> [WHAT THE EXERCISE ASKS]
Write out word for word each line from the one containing "Parse this screenshot: output" through the close of the listing, including both ends. Pictures do not belong in the copy.

»»

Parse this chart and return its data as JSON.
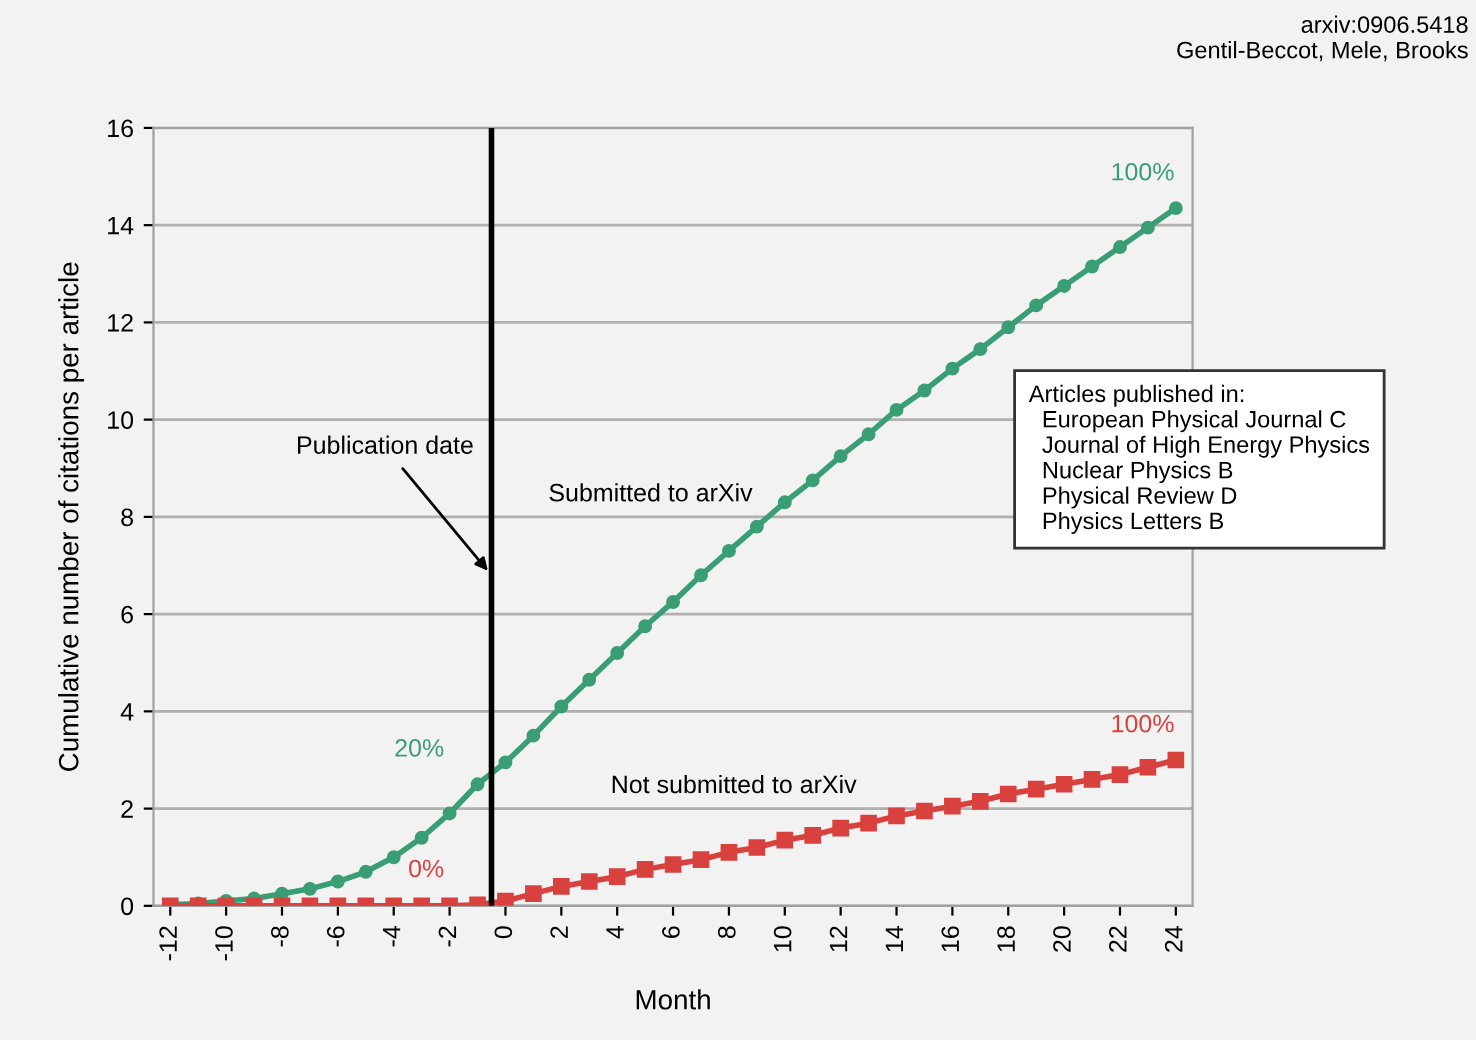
{
  "chart_data": {
    "type": "line",
    "xlabel": "Month",
    "ylabel": "Cumulative number of citations per article",
    "x": [
      -12,
      -11,
      -10,
      -9,
      -8,
      -7,
      -6,
      -5,
      -4,
      -3,
      -2,
      -1,
      0,
      1,
      2,
      3,
      4,
      5,
      6,
      7,
      8,
      9,
      10,
      11,
      12,
      13,
      14,
      15,
      16,
      17,
      18,
      19,
      20,
      21,
      22,
      23,
      24
    ],
    "series": [
      {
        "name": "Submitted to arXiv",
        "color": "#3a9e74",
        "marker": "circle",
        "values": [
          0.02,
          0.05,
          0.1,
          0.15,
          0.25,
          0.35,
          0.5,
          0.7,
          1.0,
          1.4,
          1.9,
          2.5,
          2.95,
          3.5,
          4.1,
          4.65,
          5.2,
          5.75,
          6.25,
          6.8,
          7.3,
          7.8,
          8.3,
          8.75,
          9.25,
          9.7,
          10.2,
          10.6,
          11.05,
          11.45,
          11.9,
          12.35,
          12.75,
          13.15,
          13.55,
          13.95,
          14.35
        ]
      },
      {
        "name": "Not submitted to arXiv",
        "color": "#d9413f",
        "marker": "square",
        "values": [
          0,
          0,
          0,
          0,
          0,
          0,
          0,
          0,
          0,
          0,
          0,
          0.02,
          0.1,
          0.25,
          0.4,
          0.5,
          0.6,
          0.75,
          0.85,
          0.95,
          1.1,
          1.2,
          1.35,
          1.45,
          1.6,
          1.7,
          1.85,
          1.95,
          2.05,
          2.15,
          2.3,
          2.4,
          2.5,
          2.6,
          2.7,
          2.85,
          3.0
        ]
      }
    ],
    "xlim": [
      -12.6,
      24.6
    ],
    "xticks": [
      -12,
      -10,
      -8,
      -6,
      -4,
      -2,
      0,
      2,
      4,
      6,
      8,
      10,
      12,
      14,
      16,
      18,
      20,
      22,
      24
    ],
    "ylim": [
      0,
      16
    ],
    "yticks": [
      0,
      2,
      4,
      6,
      8,
      10,
      12,
      14,
      16
    ],
    "grid": "y",
    "legend": false,
    "line_style": "solid",
    "ref_lines": [
      {
        "axis": "x",
        "value": -0.5,
        "label": "Publication date",
        "color": "#000000"
      }
    ],
    "annotations": [
      "20%",
      "0%",
      "100%",
      "100%",
      "Articles published in:\n  European Physical Journal C\n  Journal of High Energy Physics\n  Nuclear Physics B\n  Physical Review D\n  Physics Letters B",
      "arxiv:0906.5418\nGentil-Beccot, Mele, Brooks"
    ]
  }
}
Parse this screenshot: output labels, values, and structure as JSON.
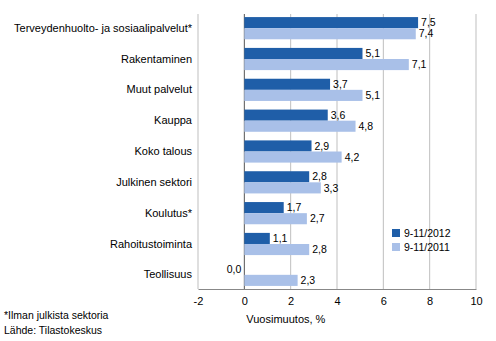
{
  "chart_data": {
    "type": "bar",
    "orientation": "horizontal",
    "categories": [
      "Terveydenhuolto- ja sosiaalipalvelut*",
      "Rakentaminen",
      "Muut palvelut",
      "Kauppa",
      "Koko talous",
      "Julkinen sektori",
      "Koulutus*",
      "Rahoitustoiminta",
      "Teollisuus"
    ],
    "series": [
      {
        "name": "9-11/2012",
        "color": "#1f5ea8",
        "values": [
          7.5,
          5.1,
          3.7,
          3.6,
          2.9,
          2.8,
          1.7,
          1.1,
          0.0
        ],
        "value_labels": [
          "7,5",
          "5,1",
          "3,7",
          "3,6",
          "2,9",
          "2,8",
          "1,7",
          "1,1",
          "0,0"
        ]
      },
      {
        "name": "9-11/2011",
        "color": "#a9c0e8",
        "values": [
          7.4,
          7.1,
          5.1,
          4.8,
          4.2,
          3.3,
          2.7,
          2.8,
          2.3
        ],
        "value_labels": [
          "7,4",
          "7,1",
          "5,1",
          "4,8",
          "4,2",
          "3,3",
          "2,7",
          "2,8",
          "2,3"
        ]
      }
    ],
    "x_label": "Vuosimuutos, %",
    "xlim": [
      -2,
      10
    ],
    "xticks": [
      -2,
      0,
      2,
      4,
      6,
      8,
      10
    ],
    "grid": true,
    "data_labels": true,
    "legend": "lower right",
    "annotations": [
      "*Ilman julkista sektoria",
      "Lähde: Tilastokeskus"
    ]
  }
}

««

> [SOLUTION BELOW]
Parse this screenshot: output labels, values, and structure as JSON.
{
  "chart_data": {
    "type": "bar",
    "orientation": "horizontal",
    "categories": [
      "Terveydenhuolto- ja sosiaalipalvelut*",
      "Rakentaminen",
      "Muut palvelut",
      "Kauppa",
      "Koko talous",
      "Julkinen sektori",
      "Koulutus*",
      "Rahoitustoiminta",
      "Teollisuus"
    ],
    "series": [
      {
        "name": "9-11/2012",
        "color": "#1f5ea8",
        "values": [
          7.5,
          5.1,
          3.7,
          3.6,
          2.9,
          2.8,
          1.7,
          1.1,
          0.0
        ],
        "value_labels": [
          "7,5",
          "5,1",
          "3,7",
          "3,6",
          "2,9",
          "2,8",
          "1,7",
          "1,1",
          "0,0"
        ]
      },
      {
        "name": "9-11/2011",
        "color": "#a9c0e8",
        "values": [
          7.4,
          7.1,
          5.1,
          4.8,
          4.2,
          3.3,
          2.7,
          2.8,
          2.3
        ],
        "value_labels": [
          "7,4",
          "7,1",
          "5,1",
          "4,8",
          "4,2",
          "3,3",
          "2,7",
          "2,8",
          "2,3"
        ]
      }
    ],
    "x_label": "Vuosimuutos, %",
    "xlim": [
      -2,
      10
    ],
    "xticks": [
      -2,
      0,
      2,
      4,
      6,
      8,
      10
    ],
    "grid": true,
    "data_labels": true,
    "legend": "lower right",
    "annotations": [
      "*Ilman julkista sektoria",
      "Lähde: Tilastokeskus"
    ]
  }
}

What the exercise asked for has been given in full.